Task statement
Copy all lines below exactly as written. Leave pictures out.

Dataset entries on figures
════════════════════
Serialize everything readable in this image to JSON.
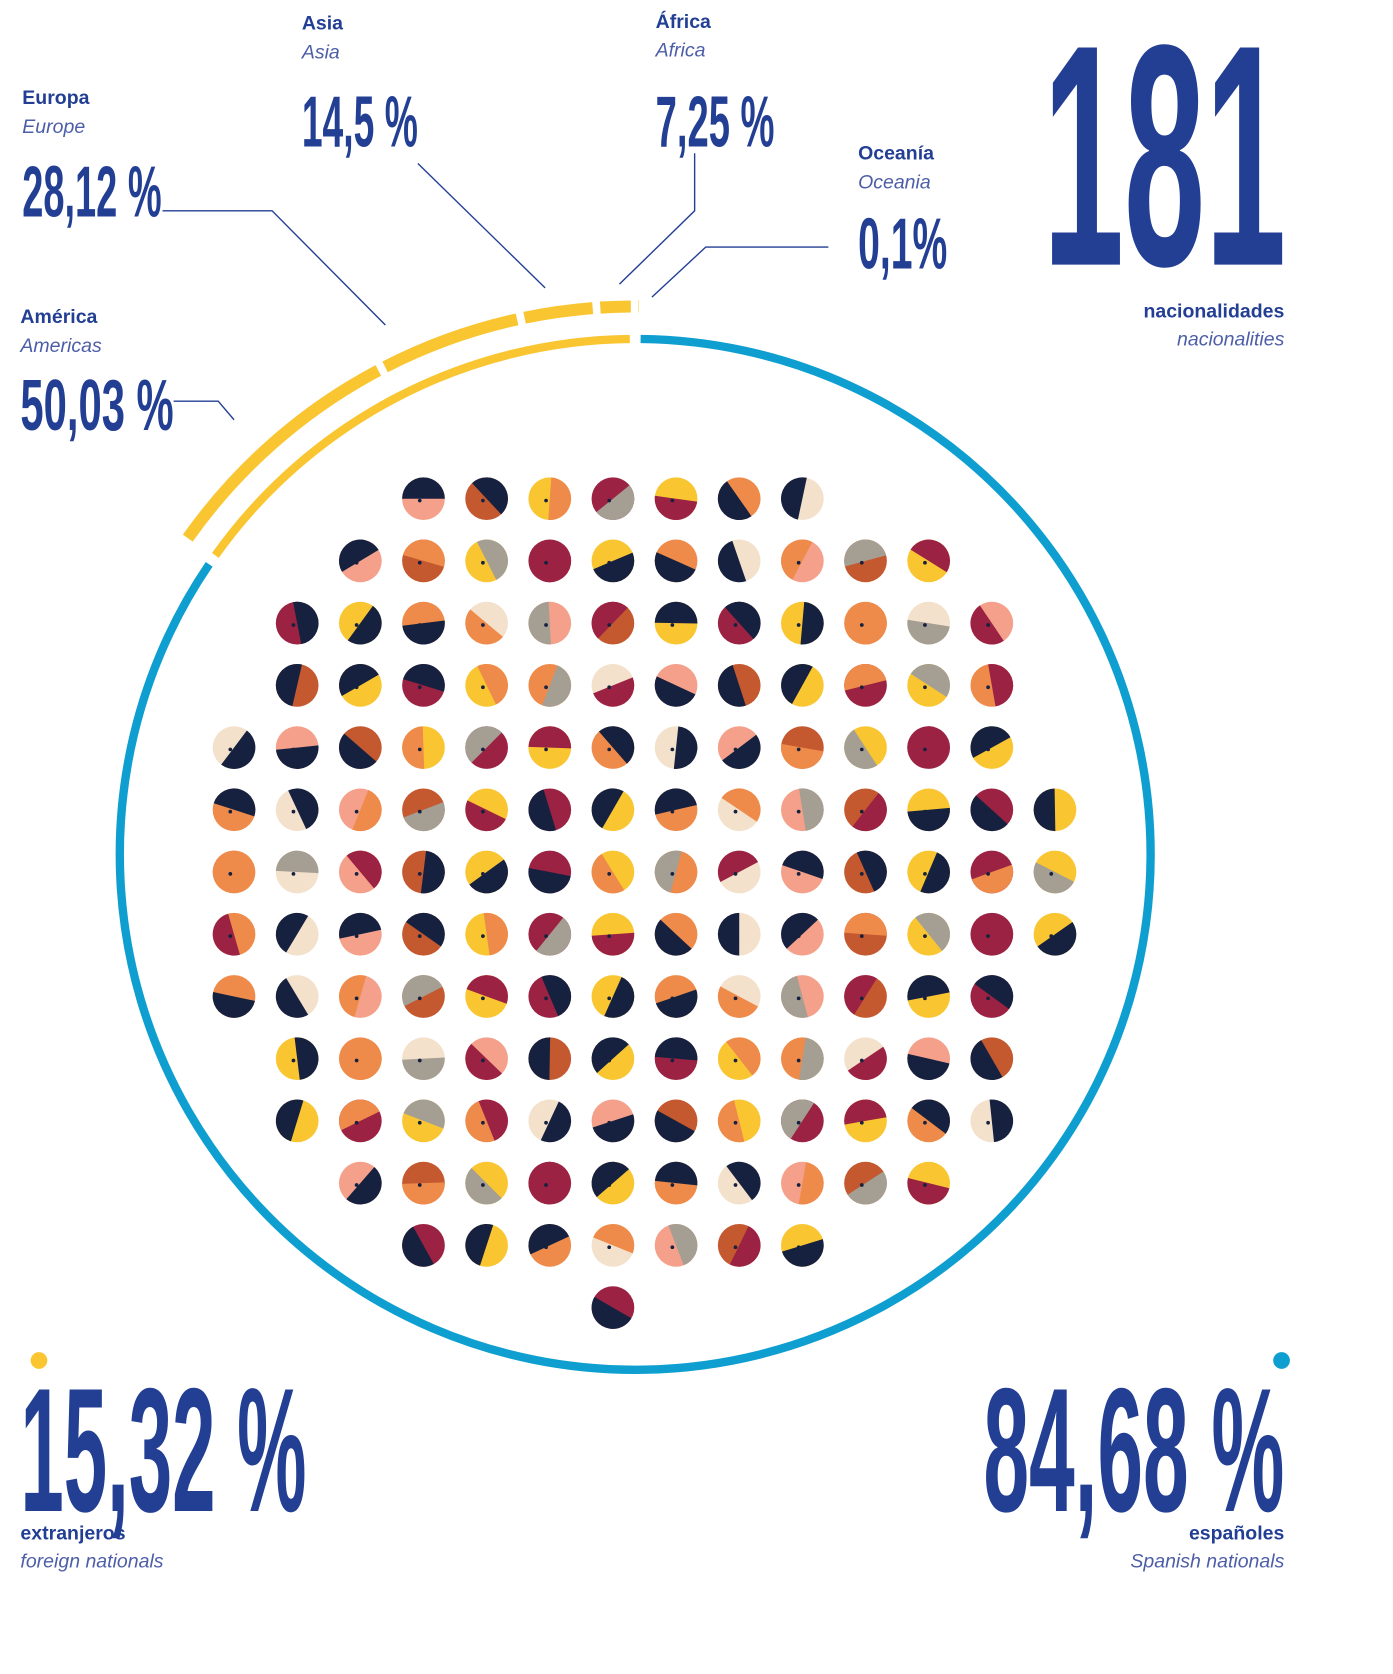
{
  "chart_data": {
    "type": "donut",
    "categories": [
      "españoles",
      "extranjeros"
    ],
    "categories_en": [
      "Spanish nationals",
      "foreign nationals"
    ],
    "values": [
      84.68,
      15.32
    ],
    "value_labels": [
      "84,68 %",
      "15,32 %"
    ],
    "colors": [
      "#0e9fd0",
      "#f9c632"
    ],
    "breakdown": {
      "categories": [
        "América",
        "Europa",
        "Asia",
        "África",
        "Oceanía"
      ],
      "categories_en": [
        "Americas",
        "Europe",
        "Asia",
        "Africa",
        "Oceania"
      ],
      "values": [
        50.03,
        28.12,
        14.5,
        7.25,
        0.1
      ],
      "value_labels": [
        "50,03 %",
        "28,12 %",
        "14,5 %",
        "7,25 %",
        "0,1%"
      ],
      "color": "#f9c632"
    },
    "headline": {
      "value": 181,
      "label": "nacionalidades",
      "label_en": "nacionalities"
    }
  }
}
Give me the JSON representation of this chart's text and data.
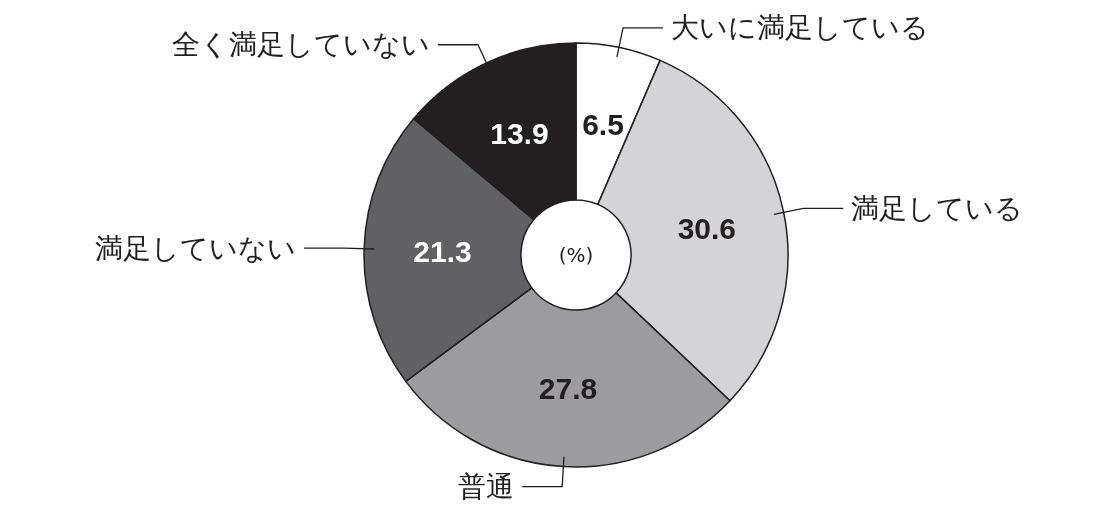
{
  "chart_data": {
    "type": "donut",
    "categories": [
      "大いに満足している",
      "満足している",
      "普通",
      "満足していない",
      "全く満足していない"
    ],
    "values": [
      6.5,
      30.6,
      27.8,
      21.3,
      13.9
    ],
    "colors": [
      "#ffffff",
      "#d4d4d6",
      "#9c9c9e",
      "#616163",
      "#231f20"
    ],
    "data_labels": true,
    "annotations": [
      "(%)"
    ]
  }
}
════════════════════
Completed task
Serialize everything readable in this image to JSON.
{
  "chart_data": {
    "type": "donut",
    "categories": [
      "españoles",
      "extranjeros"
    ],
    "categories_en": [
      "Spanish nationals",
      "foreign nationals"
    ],
    "values": [
      84.68,
      15.32
    ],
    "value_labels": [
      "84,68 %",
      "15,32 %"
    ],
    "colors": [
      "#0e9fd0",
      "#f9c632"
    ],
    "breakdown": {
      "categories": [
        "América",
        "Europa",
        "Asia",
        "África",
        "Oceanía"
      ],
      "categories_en": [
        "Americas",
        "Europe",
        "Asia",
        "Africa",
        "Oceania"
      ],
      "values": [
        50.03,
        28.12,
        14.5,
        7.25,
        0.1
      ],
      "value_labels": [
        "50,03 %",
        "28,12 %",
        "14,5 %",
        "7,25 %",
        "0,1%"
      ],
      "color": "#f9c632"
    },
    "headline": {
      "value": 181,
      "label": "nacionalidades",
      "label_en": "nacionalities"
    }
  }
}
Give me the JSON representation of this chart's text and data.
{
  "chart_data": {
    "type": "donut",
    "categories": [
      "大いに満足している",
      "満足している",
      "普通",
      "満足していない",
      "全く満足していない"
    ],
    "values": [
      6.5,
      30.6,
      27.8,
      21.3,
      13.9
    ],
    "colors": [
      "#ffffff",
      "#d4d4d6",
      "#9c9c9e",
      "#616163",
      "#231f20"
    ],
    "data_labels": true,
    "annotations": [
      "(%)"
    ]
  }
}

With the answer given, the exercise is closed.